Problem to solve. Restate the records below word for word, and omit the images they hold.
### Dataset ###
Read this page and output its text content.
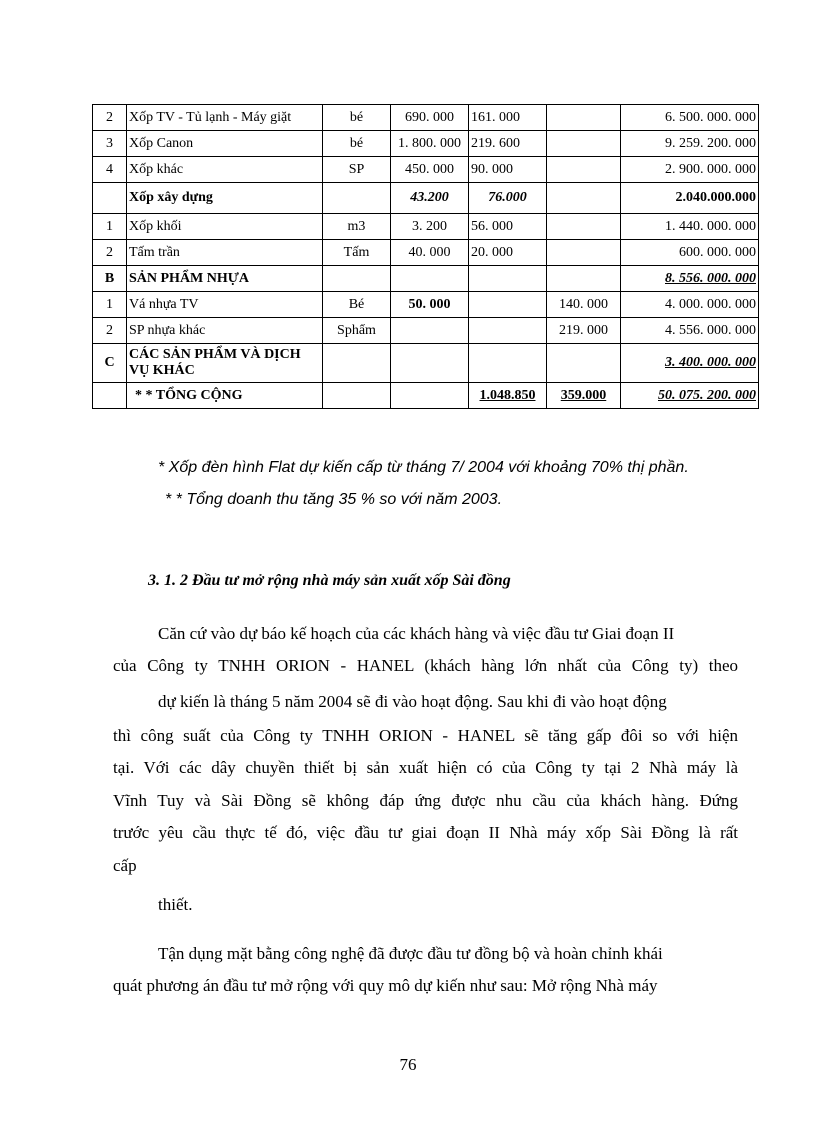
2	Xốp TV - Tủ lạnh - Máy giặt	bé	690. 000	161. 000		6. 500. 000. 000
3	Xốp Canon	bé	1. 800. 000	219. 600		9. 259. 200. 000
4	Xốp khác	SP	450. 000	90. 000		2. 900. 000. 000
	Xốp xây dựng		43.200	76.000		2.040.000.000
1	Xốp khối	m3	3. 200	56. 000		1. 440. 000. 000
2	Tấm trần	Tấm	40. 000	20. 000		600. 000. 000
B	SẢN PHẨM NHỰA					8. 556. 000. 000
1	Vá nhựa TV	Bé	50. 000		140. 000	4. 000. 000. 000
2	SP nhựa khác	Sphẩm			219. 000	4. 556. 000. 000
C	CÁC SẢN PHẨM VÀ DỊCH VỤ KHÁC					3. 400. 000. 000
	* * TỔNG CỘNG			1.048.850	359.000	50. 075. 200. 000
* Xốp đèn hình Flat dự kiến cấp từ tháng 7/ 2004 với khoảng 70% thị phần.
* * Tổng doanh thu tăng 35 % so với năm 2003.
3. 1. 2 Đầu tư mở rộng nhà máy sản xuất xốp Sài đồng
Căn cứ vào dự báo kế hoạch của các khách hàng và việc đầu tư Giai đoạn II
của Công ty TNHH ORION - HANEL (khách hàng lớn nhất của Công ty) theo
dự kiến là tháng 5 năm 2004 sẽ đi vào hoạt động. Sau khi đi vào hoạt động
thì công suất của Công ty TNHH ORION - HANEL sẽ tăng gấp đôi so với hiện
tại. Với các dây chuyền thiết bị sản xuất hiện có của Công ty tại 2 Nhà máy là
Vĩnh Tuy và Sài Đồng sẽ không đáp ứng được nhu cầu của khách hàng. Đứng
trước yêu cầu thực tế đó, việc đầu tư giai đoạn II Nhà máy xốp Sài Đồng là rất
cấp
thiết.
Tận dụng mặt bằng công nghệ đã được đầu tư đồng bộ và hoàn chỉnh khái
quát phương án đầu tư mở rộng với quy mô dự kiến như sau: Mở rộng Nhà máy
76
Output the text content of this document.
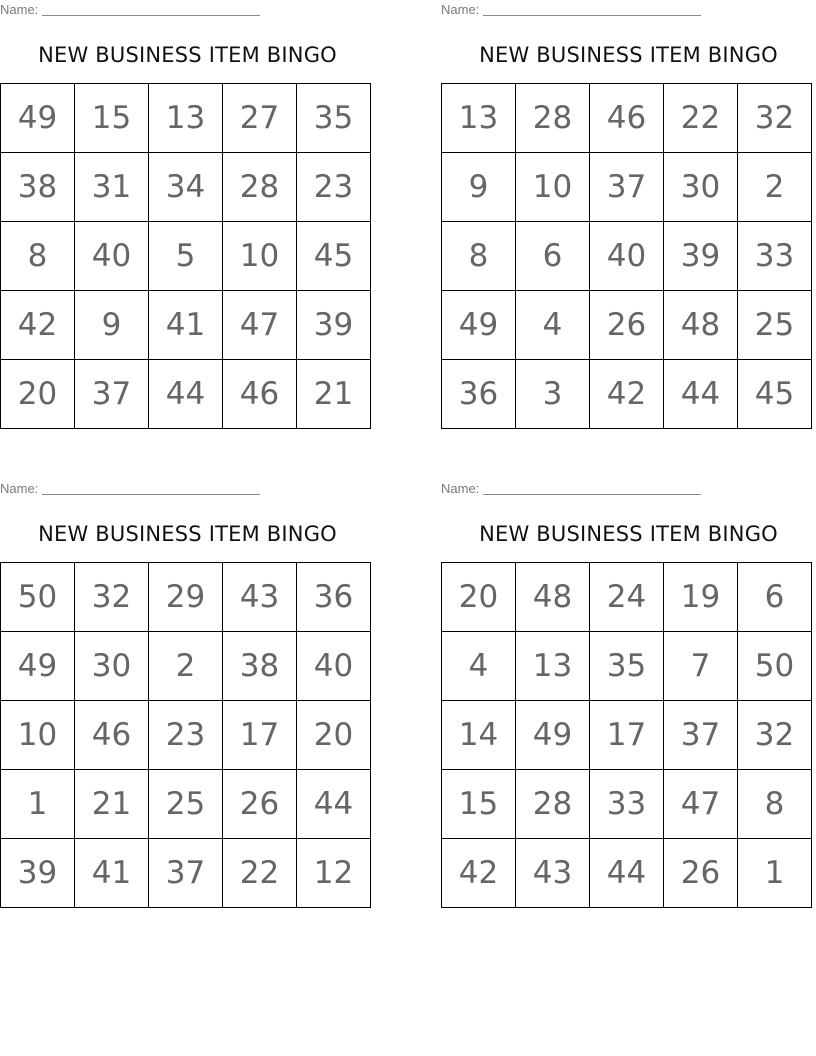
Name:
NEW BUSINESS ITEM BINGO
49	15	13	27	35
38	31	34	28	23
8	40	5	10	45
42	9	41	47	39
20	37	44	46	21
Name:
NEW BUSINESS ITEM BINGO
13	28	46	22	32
9	10	37	30	2
8	6	40	39	33
49	4	26	48	25
36	3	42	44	45
Name:
NEW BUSINESS ITEM BINGO
50	32	29	43	36
49	30	2	38	40
10	46	23	17	20
1	21	25	26	44
39	41	37	22	12
Name:
NEW BUSINESS ITEM BINGO
20	48	24	19	6
4	13	35	7	50
14	49	17	37	32
15	28	33	47	8
42	43	44	26	1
###
Solution to the problem.
Read this page and output its text content.
2	Xốp TV - Tủ lạnh - Máy giặt	bé	690. 000	161. 000		6. 500. 000. 000
3	Xốp Canon	bé	1. 800. 000	219. 600		9. 259. 200. 000
4	Xốp khác	SP	450. 000	90. 000		2. 900. 000. 000
	Xốp xây dựng		43.200	76.000		2.040.000.000
1	Xốp khối	m3	3. 200	56. 000		1. 440. 000. 000
2	Tấm trần	Tấm	40. 000	20. 000		600. 000. 000
B	SẢN PHẨM NHỰA					8. 556. 000. 000
1	Vá nhựa TV	Bé	50. 000		140. 000	4. 000. 000. 000
2	SP nhựa khác	Sphẩm			219. 000	4. 556. 000. 000
C	CÁC SẢN PHẨM VÀ DỊCH VỤ KHÁC					3. 400. 000. 000
	* * TỔNG CỘNG			1.048.850	359.000	50. 075. 200. 000
* Xốp đèn hình Flat dự kiến cấp từ tháng 7/ 2004 với khoảng 70% thị phần.
* * Tổng doanh thu tăng 35 % so với năm 2003.
3. 1. 2 Đầu tư mở rộng nhà máy sản xuất xốp Sài đồng
Căn cứ vào dự báo kế hoạch của các khách hàng và việc đầu tư Giai đoạn II
của Công ty TNHH ORION - HANEL (khách hàng lớn nhất của Công ty) theo
dự kiến là tháng 5 năm 2004 sẽ đi vào hoạt động. Sau khi đi vào hoạt động
thì công suất của Công ty TNHH ORION - HANEL sẽ tăng gấp đôi so với hiện
tại. Với các dây chuyền thiết bị sản xuất hiện có của Công ty tại 2 Nhà máy là
Vĩnh Tuy và Sài Đồng sẽ không đáp ứng được nhu cầu của khách hàng. Đứng
trước yêu cầu thực tế đó, việc đầu tư giai đoạn II Nhà máy xốp Sài Đồng là rất
cấp
thiết.
Tận dụng mặt bằng công nghệ đã được đầu tư đồng bộ và hoàn chỉnh khái
quát phương án đầu tư mở rộng với quy mô dự kiến như sau: Mở rộng Nhà máy
76
Output the text content of this document.
Name:
NEW BUSINESS ITEM BINGO
49	15	13	27	35
38	31	34	28	23
8	40	5	10	45
42	9	41	47	39
20	37	44	46	21
Name:
NEW BUSINESS ITEM BINGO
13	28	46	22	32
9	10	37	30	2
8	6	40	39	33
49	4	26	48	25
36	3	42	44	45
Name:
NEW BUSINESS ITEM BINGO
50	32	29	43	36
49	30	2	38	40
10	46	23	17	20
1	21	25	26	44
39	41	37	22	12
Name:
NEW BUSINESS ITEM BINGO
20	48	24	19	6
4	13	35	7	50
14	49	17	37	32
15	28	33	47	8
42	43	44	26	1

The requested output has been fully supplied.